Show each line from the listing that includes the word "screenshot".

━━ GIVEN DATA ━━

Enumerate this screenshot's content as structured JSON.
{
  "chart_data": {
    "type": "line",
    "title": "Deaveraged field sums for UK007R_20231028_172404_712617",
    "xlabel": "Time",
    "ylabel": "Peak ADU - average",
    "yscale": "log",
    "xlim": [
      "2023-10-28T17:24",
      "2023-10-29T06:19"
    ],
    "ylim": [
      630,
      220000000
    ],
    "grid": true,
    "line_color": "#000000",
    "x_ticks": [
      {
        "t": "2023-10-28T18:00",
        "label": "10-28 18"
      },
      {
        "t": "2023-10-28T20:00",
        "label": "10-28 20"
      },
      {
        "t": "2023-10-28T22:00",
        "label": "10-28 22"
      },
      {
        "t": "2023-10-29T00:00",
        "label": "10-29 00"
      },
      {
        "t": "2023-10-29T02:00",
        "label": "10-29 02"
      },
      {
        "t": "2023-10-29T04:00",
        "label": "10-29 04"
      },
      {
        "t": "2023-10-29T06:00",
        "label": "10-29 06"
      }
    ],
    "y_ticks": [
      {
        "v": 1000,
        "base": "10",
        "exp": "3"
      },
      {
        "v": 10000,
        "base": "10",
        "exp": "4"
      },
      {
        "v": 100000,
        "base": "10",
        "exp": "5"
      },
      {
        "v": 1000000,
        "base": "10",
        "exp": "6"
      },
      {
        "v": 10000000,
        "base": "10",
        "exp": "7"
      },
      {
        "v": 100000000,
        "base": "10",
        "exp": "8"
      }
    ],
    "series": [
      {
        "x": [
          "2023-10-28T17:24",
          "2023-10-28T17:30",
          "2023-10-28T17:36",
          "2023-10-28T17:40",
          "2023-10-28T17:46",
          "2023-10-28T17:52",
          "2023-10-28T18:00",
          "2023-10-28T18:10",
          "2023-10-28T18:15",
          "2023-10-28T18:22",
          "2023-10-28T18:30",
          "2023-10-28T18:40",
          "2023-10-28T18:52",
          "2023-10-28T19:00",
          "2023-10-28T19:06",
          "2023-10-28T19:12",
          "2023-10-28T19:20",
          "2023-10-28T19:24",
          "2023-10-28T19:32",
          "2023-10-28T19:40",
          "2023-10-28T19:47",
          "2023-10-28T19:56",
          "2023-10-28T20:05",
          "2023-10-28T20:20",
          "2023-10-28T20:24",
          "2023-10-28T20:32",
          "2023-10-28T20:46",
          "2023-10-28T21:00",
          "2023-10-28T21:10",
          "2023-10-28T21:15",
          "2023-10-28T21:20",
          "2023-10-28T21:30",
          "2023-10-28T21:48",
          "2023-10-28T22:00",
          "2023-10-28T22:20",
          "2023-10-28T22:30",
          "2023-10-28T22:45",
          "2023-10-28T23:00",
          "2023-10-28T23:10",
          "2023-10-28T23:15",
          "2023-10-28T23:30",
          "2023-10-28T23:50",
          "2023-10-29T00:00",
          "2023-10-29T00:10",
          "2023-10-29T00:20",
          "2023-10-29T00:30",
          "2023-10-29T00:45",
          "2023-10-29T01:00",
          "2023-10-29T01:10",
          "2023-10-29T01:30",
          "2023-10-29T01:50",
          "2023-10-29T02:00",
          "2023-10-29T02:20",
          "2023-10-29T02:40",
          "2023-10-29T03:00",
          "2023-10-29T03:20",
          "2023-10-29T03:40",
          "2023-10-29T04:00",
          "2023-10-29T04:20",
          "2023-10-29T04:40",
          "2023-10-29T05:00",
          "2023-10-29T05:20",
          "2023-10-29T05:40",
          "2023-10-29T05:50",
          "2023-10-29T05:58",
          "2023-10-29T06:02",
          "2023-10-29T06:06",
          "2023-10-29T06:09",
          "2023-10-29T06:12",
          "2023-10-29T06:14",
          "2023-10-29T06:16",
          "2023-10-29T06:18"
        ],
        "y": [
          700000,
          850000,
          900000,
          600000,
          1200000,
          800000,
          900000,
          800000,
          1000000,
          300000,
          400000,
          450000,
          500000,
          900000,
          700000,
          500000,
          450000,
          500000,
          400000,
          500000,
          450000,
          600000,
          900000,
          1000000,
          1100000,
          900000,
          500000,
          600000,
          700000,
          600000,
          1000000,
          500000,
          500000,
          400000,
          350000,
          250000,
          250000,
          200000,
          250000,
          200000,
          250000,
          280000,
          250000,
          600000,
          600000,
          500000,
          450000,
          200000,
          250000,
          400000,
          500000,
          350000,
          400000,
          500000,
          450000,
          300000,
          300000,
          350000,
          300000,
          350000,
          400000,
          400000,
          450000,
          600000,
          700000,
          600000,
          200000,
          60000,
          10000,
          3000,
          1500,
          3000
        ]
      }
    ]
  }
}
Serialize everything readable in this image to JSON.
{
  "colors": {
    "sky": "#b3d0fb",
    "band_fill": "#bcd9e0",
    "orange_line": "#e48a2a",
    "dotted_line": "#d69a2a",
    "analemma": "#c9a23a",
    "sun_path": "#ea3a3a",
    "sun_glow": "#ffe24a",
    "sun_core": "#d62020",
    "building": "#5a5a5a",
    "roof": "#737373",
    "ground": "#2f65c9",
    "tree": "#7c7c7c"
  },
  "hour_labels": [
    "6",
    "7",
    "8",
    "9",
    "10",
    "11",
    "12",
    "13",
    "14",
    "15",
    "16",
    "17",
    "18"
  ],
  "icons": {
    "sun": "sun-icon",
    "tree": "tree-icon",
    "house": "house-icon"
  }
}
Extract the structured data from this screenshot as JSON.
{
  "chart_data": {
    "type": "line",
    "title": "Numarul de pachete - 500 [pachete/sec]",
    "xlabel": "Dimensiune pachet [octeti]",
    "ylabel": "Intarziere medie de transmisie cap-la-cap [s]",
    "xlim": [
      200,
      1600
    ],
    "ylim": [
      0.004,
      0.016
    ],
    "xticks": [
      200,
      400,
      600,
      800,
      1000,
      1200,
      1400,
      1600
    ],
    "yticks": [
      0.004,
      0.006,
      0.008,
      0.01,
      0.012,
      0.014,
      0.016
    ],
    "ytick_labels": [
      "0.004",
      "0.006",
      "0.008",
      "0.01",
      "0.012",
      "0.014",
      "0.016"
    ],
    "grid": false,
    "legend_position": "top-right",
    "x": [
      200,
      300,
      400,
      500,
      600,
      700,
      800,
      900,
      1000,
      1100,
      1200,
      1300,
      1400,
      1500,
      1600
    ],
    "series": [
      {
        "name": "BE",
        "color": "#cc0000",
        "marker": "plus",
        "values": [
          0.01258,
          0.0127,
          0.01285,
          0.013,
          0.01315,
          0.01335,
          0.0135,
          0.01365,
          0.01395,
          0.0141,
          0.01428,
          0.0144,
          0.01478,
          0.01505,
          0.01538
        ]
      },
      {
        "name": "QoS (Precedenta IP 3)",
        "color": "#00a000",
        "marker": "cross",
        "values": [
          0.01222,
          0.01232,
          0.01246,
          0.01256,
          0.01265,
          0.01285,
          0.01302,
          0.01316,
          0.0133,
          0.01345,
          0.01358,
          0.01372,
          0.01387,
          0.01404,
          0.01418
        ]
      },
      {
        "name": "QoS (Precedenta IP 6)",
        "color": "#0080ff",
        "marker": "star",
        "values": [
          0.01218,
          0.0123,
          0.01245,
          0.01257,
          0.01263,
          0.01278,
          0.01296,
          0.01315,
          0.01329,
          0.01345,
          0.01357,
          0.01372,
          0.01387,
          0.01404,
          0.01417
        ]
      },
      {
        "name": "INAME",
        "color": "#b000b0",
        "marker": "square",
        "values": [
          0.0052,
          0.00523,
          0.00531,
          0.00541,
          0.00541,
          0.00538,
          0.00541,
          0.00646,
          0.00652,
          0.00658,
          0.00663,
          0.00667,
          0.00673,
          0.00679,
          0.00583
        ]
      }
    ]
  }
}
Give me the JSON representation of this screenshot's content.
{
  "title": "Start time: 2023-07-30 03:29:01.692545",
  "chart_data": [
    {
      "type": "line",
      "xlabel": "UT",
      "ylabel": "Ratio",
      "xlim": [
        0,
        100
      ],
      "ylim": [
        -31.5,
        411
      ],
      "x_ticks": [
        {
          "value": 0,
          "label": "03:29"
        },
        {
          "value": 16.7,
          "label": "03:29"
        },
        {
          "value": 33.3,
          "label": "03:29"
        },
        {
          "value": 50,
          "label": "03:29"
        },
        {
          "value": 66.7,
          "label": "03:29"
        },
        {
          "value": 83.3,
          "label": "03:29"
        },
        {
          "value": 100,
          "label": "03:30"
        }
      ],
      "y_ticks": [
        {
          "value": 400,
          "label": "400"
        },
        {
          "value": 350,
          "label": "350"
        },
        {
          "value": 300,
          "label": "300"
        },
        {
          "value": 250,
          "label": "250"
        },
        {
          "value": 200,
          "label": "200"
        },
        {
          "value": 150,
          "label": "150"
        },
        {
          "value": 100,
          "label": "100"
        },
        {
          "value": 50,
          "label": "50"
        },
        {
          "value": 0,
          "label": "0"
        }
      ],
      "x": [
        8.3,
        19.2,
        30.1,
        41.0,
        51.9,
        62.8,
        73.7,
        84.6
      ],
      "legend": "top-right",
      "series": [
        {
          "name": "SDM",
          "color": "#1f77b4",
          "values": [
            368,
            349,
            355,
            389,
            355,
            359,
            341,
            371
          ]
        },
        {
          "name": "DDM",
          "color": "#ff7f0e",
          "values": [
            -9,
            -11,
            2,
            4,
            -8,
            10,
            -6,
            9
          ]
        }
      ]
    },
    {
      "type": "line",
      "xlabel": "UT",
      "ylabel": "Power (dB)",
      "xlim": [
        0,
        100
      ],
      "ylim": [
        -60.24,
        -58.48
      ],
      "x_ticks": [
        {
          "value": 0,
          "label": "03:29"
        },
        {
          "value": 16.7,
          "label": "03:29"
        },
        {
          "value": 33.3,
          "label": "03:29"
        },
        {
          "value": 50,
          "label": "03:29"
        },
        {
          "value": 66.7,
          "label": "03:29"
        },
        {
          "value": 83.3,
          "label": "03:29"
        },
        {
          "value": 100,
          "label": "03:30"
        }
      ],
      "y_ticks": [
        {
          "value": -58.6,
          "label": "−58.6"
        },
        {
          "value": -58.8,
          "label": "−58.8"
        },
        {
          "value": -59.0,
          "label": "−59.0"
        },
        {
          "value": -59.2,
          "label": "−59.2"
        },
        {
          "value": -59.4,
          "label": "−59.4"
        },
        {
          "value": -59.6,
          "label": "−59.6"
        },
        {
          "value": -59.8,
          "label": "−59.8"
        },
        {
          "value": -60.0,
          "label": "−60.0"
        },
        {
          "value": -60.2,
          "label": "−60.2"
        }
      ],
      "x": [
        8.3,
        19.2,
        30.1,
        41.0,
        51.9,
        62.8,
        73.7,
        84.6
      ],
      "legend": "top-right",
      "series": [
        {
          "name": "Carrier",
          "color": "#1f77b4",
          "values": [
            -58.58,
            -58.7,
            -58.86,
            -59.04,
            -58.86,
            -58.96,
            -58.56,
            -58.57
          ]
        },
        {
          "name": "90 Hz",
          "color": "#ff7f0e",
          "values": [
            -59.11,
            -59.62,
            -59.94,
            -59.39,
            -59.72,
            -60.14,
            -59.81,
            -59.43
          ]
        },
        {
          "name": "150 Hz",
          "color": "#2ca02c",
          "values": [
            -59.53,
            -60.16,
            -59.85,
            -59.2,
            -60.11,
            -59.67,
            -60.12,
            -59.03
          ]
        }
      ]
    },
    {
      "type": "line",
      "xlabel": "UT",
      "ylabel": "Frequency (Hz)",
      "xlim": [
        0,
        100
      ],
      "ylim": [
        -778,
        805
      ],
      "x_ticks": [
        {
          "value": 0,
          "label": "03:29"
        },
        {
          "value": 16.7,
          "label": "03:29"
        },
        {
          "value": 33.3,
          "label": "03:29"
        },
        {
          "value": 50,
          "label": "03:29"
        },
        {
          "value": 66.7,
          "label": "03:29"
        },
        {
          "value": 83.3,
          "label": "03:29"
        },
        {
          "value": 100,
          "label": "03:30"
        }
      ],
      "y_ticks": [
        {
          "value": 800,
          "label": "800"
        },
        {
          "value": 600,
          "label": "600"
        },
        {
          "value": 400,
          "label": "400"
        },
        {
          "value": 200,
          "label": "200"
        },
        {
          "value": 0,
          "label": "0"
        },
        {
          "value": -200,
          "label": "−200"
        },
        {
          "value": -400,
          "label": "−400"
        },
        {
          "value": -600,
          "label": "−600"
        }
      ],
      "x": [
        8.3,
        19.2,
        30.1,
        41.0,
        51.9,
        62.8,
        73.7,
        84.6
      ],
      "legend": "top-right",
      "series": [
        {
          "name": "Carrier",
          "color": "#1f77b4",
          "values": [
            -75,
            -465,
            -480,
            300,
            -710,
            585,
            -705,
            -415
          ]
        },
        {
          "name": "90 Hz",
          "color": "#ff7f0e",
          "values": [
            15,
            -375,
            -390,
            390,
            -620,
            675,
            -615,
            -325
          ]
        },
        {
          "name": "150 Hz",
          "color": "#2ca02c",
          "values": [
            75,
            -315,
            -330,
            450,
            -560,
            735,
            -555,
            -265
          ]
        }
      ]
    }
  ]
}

━━━

• **WRITTEN RESPONSE**
Enumerate this screenshot's content as structured JSON.
Extract the structured data from this screenshot as JSON.
Give me the JSON representation of this screenshot's content.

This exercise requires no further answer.